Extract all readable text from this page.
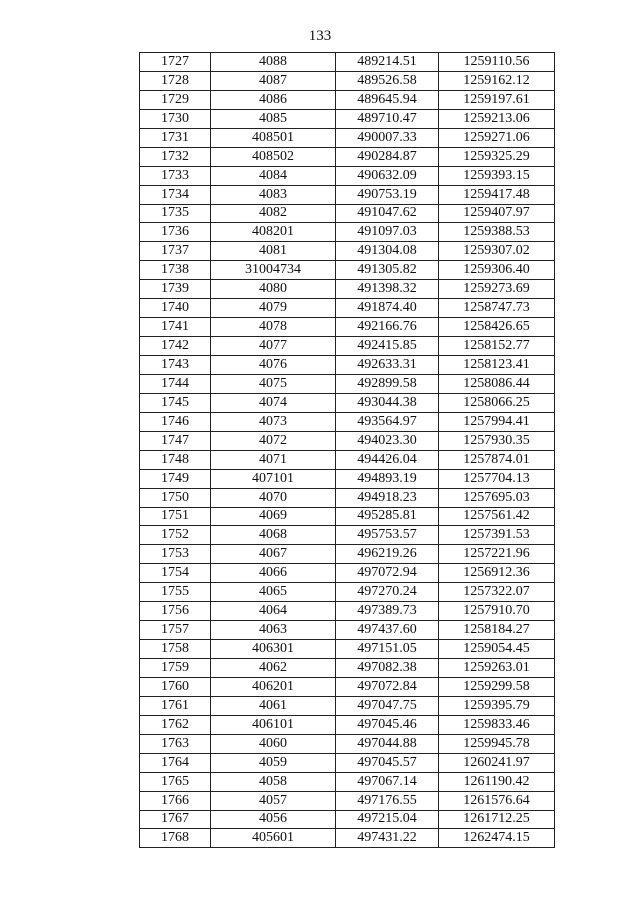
133
1727	4088	489214.51	1259110.56
1728	4087	489526.58	1259162.12
1729	4086	489645.94	1259197.61
1730	4085	489710.47	1259213.06
1731	408501	490007.33	1259271.06
1732	408502	490284.87	1259325.29
1733	4084	490632.09	1259393.15
1734	4083	490753.19	1259417.48
1735	4082	491047.62	1259407.97
1736	408201	491097.03	1259388.53
1737	4081	491304.08	1259307.02
1738	31004734	491305.82	1259306.40
1739	4080	491398.32	1259273.69
1740	4079	491874.40	1258747.73
1741	4078	492166.76	1258426.65
1742	4077	492415.85	1258152.77
1743	4076	492633.31	1258123.41
1744	4075	492899.58	1258086.44
1745	4074	493044.38	1258066.25
1746	4073	493564.97	1257994.41
1747	4072	494023.30	1257930.35
1748	4071	494426.04	1257874.01
1749	407101	494893.19	1257704.13
1750	4070	494918.23	1257695.03
1751	4069	495285.81	1257561.42
1752	4068	495753.57	1257391.53
1753	4067	496219.26	1257221.96
1754	4066	497072.94	1256912.36
1755	4065	497270.24	1257322.07
1756	4064	497389.73	1257910.70
1757	4063	497437.60	1258184.27
1758	406301	497151.05	1259054.45
1759	4062	497082.38	1259263.01
1760	406201	497072.84	1259299.58
1761	4061	497047.75	1259395.79
1762	406101	497045.46	1259833.46
1763	4060	497044.88	1259945.78
1764	4059	497045.57	1260241.97
1765	4058	497067.14	1261190.42
1766	4057	497176.55	1261576.64
1767	4056	497215.04	1261712.25
1768	405601	497431.22	1262474.15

### What the task requires:
Word for word, quote the full listing, omitting every picture.

### Solution:
Extract all readable text from this page.
133
1727	4088	489214.51	1259110.56
1728	4087	489526.58	1259162.12
1729	4086	489645.94	1259197.61
1730	4085	489710.47	1259213.06
1731	408501	490007.33	1259271.06
1732	408502	490284.87	1259325.29
1733	4084	490632.09	1259393.15
1734	4083	490753.19	1259417.48
1735	4082	491047.62	1259407.97
1736	408201	491097.03	1259388.53
1737	4081	491304.08	1259307.02
1738	31004734	491305.82	1259306.40
1739	4080	491398.32	1259273.69
1740	4079	491874.40	1258747.73
1741	4078	492166.76	1258426.65
1742	4077	492415.85	1258152.77
1743	4076	492633.31	1258123.41
1744	4075	492899.58	1258086.44
1745	4074	493044.38	1258066.25
1746	4073	493564.97	1257994.41
1747	4072	494023.30	1257930.35
1748	4071	494426.04	1257874.01
1749	407101	494893.19	1257704.13
1750	4070	494918.23	1257695.03
1751	4069	495285.81	1257561.42
1752	4068	495753.57	1257391.53
1753	4067	496219.26	1257221.96
1754	4066	497072.94	1256912.36
1755	4065	497270.24	1257322.07
1756	4064	497389.73	1257910.70
1757	4063	497437.60	1258184.27
1758	406301	497151.05	1259054.45
1759	4062	497082.38	1259263.01
1760	406201	497072.84	1259299.58
1761	4061	497047.75	1259395.79
1762	406101	497045.46	1259833.46
1763	4060	497044.88	1259945.78
1764	4059	497045.57	1260241.97
1765	4058	497067.14	1261190.42
1766	4057	497176.55	1261576.64
1767	4056	497215.04	1261712.25
1768	405601	497431.22	1262474.15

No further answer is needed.